SOURCE RECORDS START

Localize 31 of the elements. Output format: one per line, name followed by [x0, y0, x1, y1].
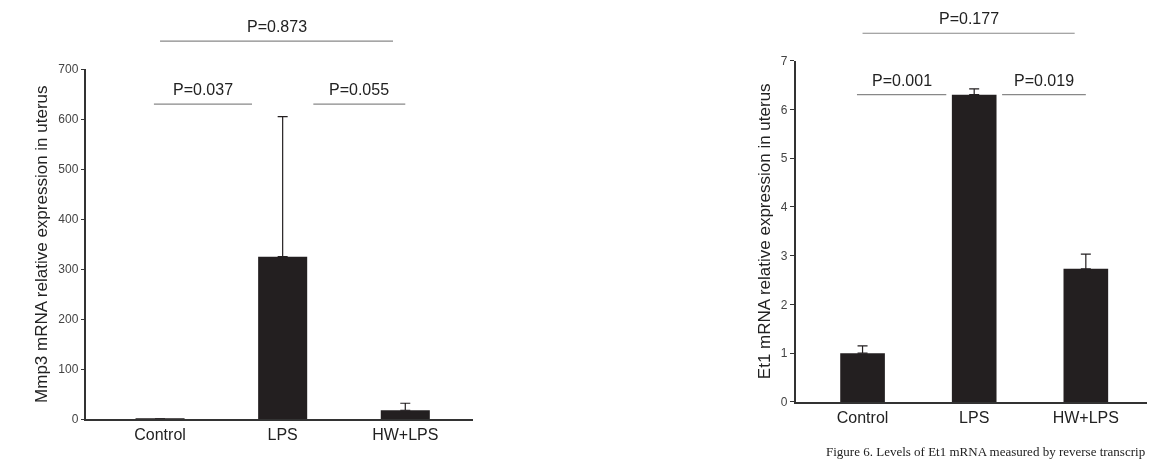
y-tick-label: 5 [780, 151, 788, 166]
annotation: P=0.055 [329, 81, 390, 98]
y-tick-label: 0 [780, 395, 788, 410]
text: P=0.873 [247, 18, 308, 35]
y-tick-label: 4 [780, 200, 788, 215]
annotation: P=0.019 [1014, 72, 1075, 89]
x-tick-label: HW+LPS [372, 426, 439, 444]
x-tick-label: Control [134, 426, 186, 444]
x-tick-label: Control [836, 408, 889, 426]
text: P=0.177 [939, 10, 1000, 27]
y-tick-label: 1 [780, 346, 788, 361]
x-tick-label: LPS [959, 408, 990, 426]
y-axis-title: Mmp3 mRNA relative expression in uterus [32, 85, 52, 403]
y-tick-label: 700 [58, 62, 79, 77]
x-tick-label: HW+LPS [1052, 408, 1119, 426]
y-tick-label: 600 [58, 112, 79, 127]
y-tick-label: 200 [58, 312, 79, 327]
caption: Figure 6. Levels of Et1 mRNA measured by reverse transcrip [826, 444, 1146, 459]
y-tick-label: 3 [780, 248, 788, 263]
y-tick-label: 6 [780, 102, 788, 117]
y-tick-label: 2 [780, 297, 788, 312]
y-tick-label: 400 [58, 212, 79, 227]
y-tick-label: 7 [780, 53, 788, 68]
annotation: P=0.037 [173, 81, 234, 98]
y-tick-label: 300 [58, 262, 79, 277]
annotation: P=0.001 [872, 72, 933, 89]
y-tick-label: 0 [71, 412, 79, 427]
y-tick-label: 500 [58, 162, 79, 177]
x-tick-label: LPS [267, 426, 298, 444]
y-axis-title: Et1 mRNA relative expression in uterus [754, 83, 774, 380]
y-tick-label: 100 [58, 362, 79, 377]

SOURCE RECORDS END

--- WORK ITEM ---
Every entry above should be returned exactly, with no images included.

--- EXERCISE SOLUTION ---
Localize 31 of the elements. Output format: one per line, name followed by [x0, y0, x1, y1].
y-tick-label: 5 [780, 151, 788, 166]
annotation: P=0.055 [329, 81, 390, 98]
y-tick-label: 0 [780, 395, 788, 410]
text: P=0.873 [247, 18, 308, 35]
y-tick-label: 4 [780, 200, 788, 215]
annotation: P=0.019 [1014, 72, 1075, 89]
x-tick-label: HW+LPS [372, 426, 439, 444]
x-tick-label: Control [134, 426, 186, 444]
x-tick-label: Control [836, 408, 889, 426]
text: P=0.177 [939, 10, 1000, 27]
y-tick-label: 1 [780, 346, 788, 361]
x-tick-label: LPS [959, 408, 990, 426]
y-axis-title: Mmp3 mRNA relative expression in uterus [32, 85, 52, 403]
y-tick-label: 700 [58, 62, 79, 77]
x-tick-label: HW+LPS [1052, 408, 1119, 426]
y-tick-label: 600 [58, 112, 79, 127]
y-tick-label: 200 [58, 312, 79, 327]
caption: Figure 6. Levels of Et1 mRNA measured by reverse transcrip [826, 444, 1146, 459]
y-tick-label: 3 [780, 248, 788, 263]
y-tick-label: 6 [780, 102, 788, 117]
y-tick-label: 2 [780, 297, 788, 312]
y-tick-label: 400 [58, 212, 79, 227]
y-tick-label: 7 [780, 53, 788, 68]
annotation: P=0.037 [173, 81, 234, 98]
y-tick-label: 300 [58, 262, 79, 277]
annotation: P=0.001 [872, 72, 933, 89]
y-tick-label: 0 [71, 412, 79, 427]
y-tick-label: 500 [58, 162, 79, 177]
x-tick-label: LPS [267, 426, 298, 444]
y-axis-title: Et1 mRNA relative expression in uterus [754, 83, 774, 380]
y-tick-label: 100 [58, 362, 79, 377]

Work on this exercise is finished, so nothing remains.